Input
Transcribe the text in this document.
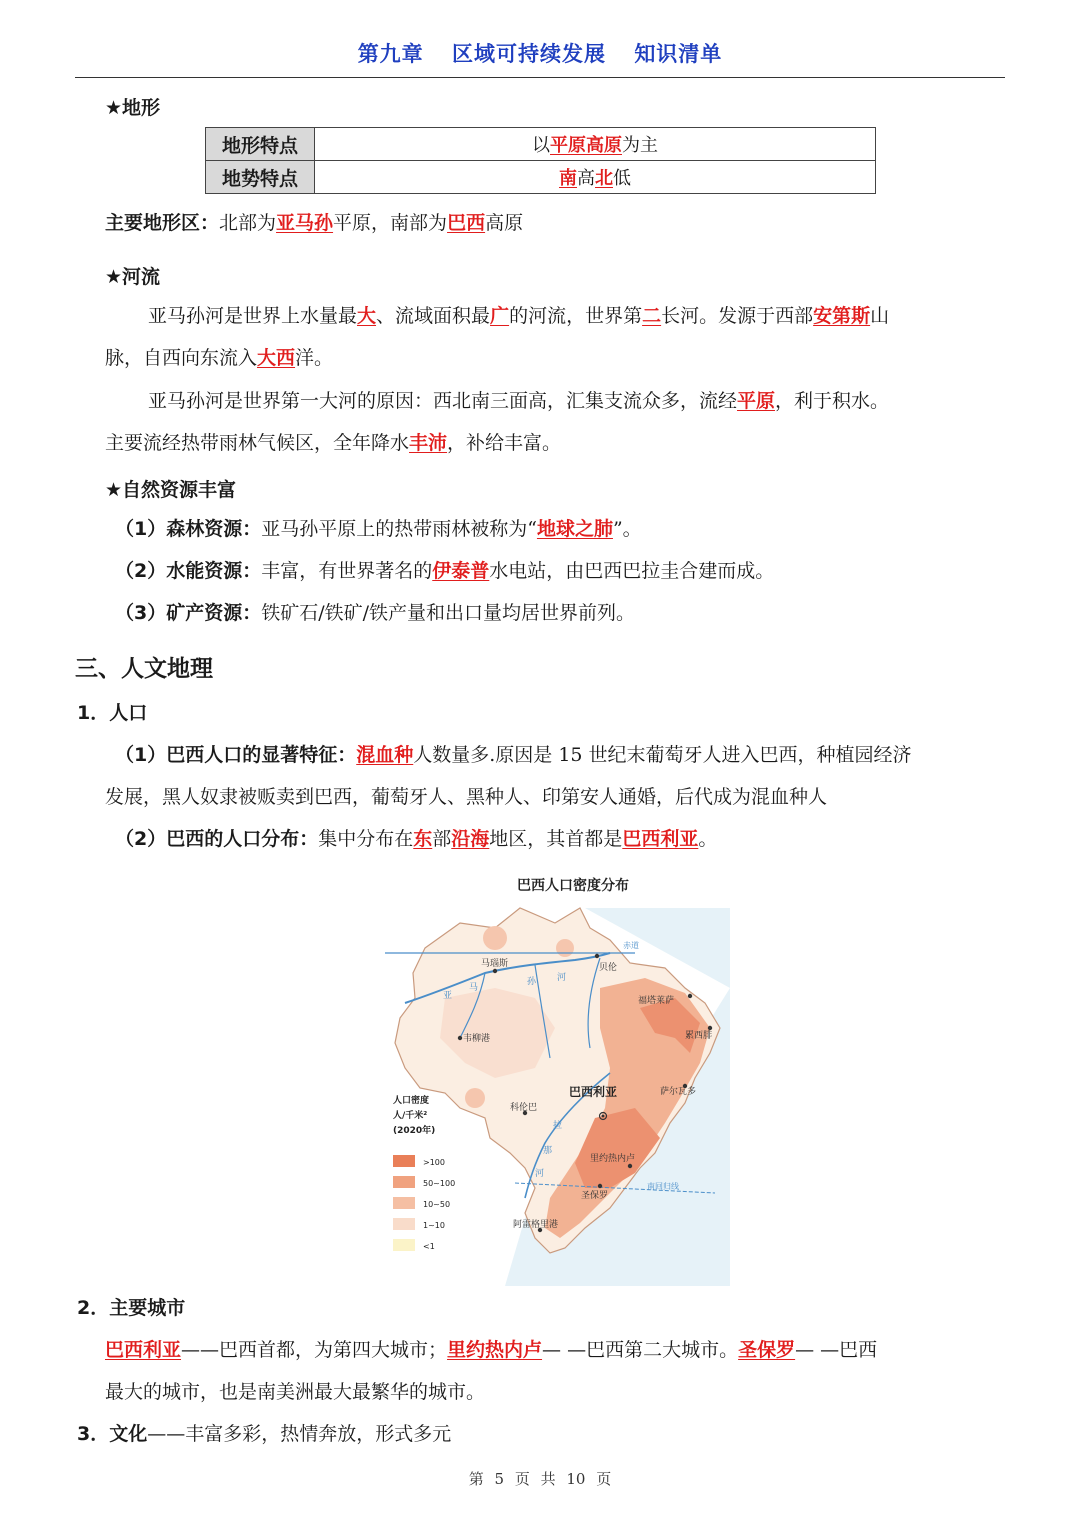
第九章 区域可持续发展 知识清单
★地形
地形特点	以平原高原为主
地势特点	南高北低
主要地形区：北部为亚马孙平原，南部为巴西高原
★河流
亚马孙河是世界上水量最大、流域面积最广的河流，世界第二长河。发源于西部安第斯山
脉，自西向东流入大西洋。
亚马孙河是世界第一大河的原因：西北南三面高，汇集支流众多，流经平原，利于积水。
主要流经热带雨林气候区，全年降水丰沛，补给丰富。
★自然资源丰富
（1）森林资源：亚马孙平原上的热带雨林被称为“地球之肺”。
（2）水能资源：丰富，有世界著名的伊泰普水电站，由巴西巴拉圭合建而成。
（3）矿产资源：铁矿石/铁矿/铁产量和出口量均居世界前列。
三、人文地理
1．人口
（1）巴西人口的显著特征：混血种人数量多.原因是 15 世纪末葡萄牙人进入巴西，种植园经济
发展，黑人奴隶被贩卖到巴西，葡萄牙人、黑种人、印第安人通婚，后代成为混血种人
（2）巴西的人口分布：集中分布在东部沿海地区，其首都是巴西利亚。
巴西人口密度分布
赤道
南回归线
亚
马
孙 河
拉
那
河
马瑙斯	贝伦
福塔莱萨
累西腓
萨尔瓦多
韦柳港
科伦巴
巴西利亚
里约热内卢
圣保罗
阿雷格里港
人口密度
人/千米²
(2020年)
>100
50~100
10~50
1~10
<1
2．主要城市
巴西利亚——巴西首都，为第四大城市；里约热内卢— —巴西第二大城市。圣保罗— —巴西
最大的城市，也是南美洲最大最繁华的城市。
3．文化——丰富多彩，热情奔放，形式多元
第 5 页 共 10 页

Goal
Can you repeat every record above exactly, apart from the pictures?

Task result
Transcribe the text in this document.
第九章 区域可持续发展 知识清单
★地形
地形特点	以平原高原为主
地势特点	南高北低
主要地形区：北部为亚马孙平原，南部为巴西高原
★河流
亚马孙河是世界上水量最大、流域面积最广的河流，世界第二长河。发源于西部安第斯山
脉，自西向东流入大西洋。
亚马孙河是世界第一大河的原因：西北南三面高，汇集支流众多，流经平原，利于积水。
主要流经热带雨林气候区，全年降水丰沛，补给丰富。
★自然资源丰富
（1）森林资源：亚马孙平原上的热带雨林被称为“地球之肺”。
（2）水能资源：丰富，有世界著名的伊泰普水电站，由巴西巴拉圭合建而成。
（3）矿产资源：铁矿石/铁矿/铁产量和出口量均居世界前列。
三、人文地理
1．人口
（1）巴西人口的显著特征：混血种人数量多.原因是 15 世纪末葡萄牙人进入巴西，种植园经济
发展，黑人奴隶被贩卖到巴西，葡萄牙人、黑种人、印第安人通婚，后代成为混血种人
（2）巴西的人口分布：集中分布在东部沿海地区，其首都是巴西利亚。
巴西人口密度分布
赤道
南回归线
亚
马
孙 河
拉
那
河
马瑙斯	贝伦
福塔莱萨
累西腓
萨尔瓦多
韦柳港
科伦巴
巴西利亚
里约热内卢
圣保罗
阿雷格里港
人口密度
人/千米²
(2020年)
>100
50~100
10~50
1~10
<1
2．主要城市
巴西利亚——巴西首都，为第四大城市；里约热内卢— —巴西第二大城市。圣保罗— —巴西
最大的城市，也是南美洲最大最繁华的城市。
3．文化——丰富多彩，热情奔放，形式多元
第 5 页 共 10 页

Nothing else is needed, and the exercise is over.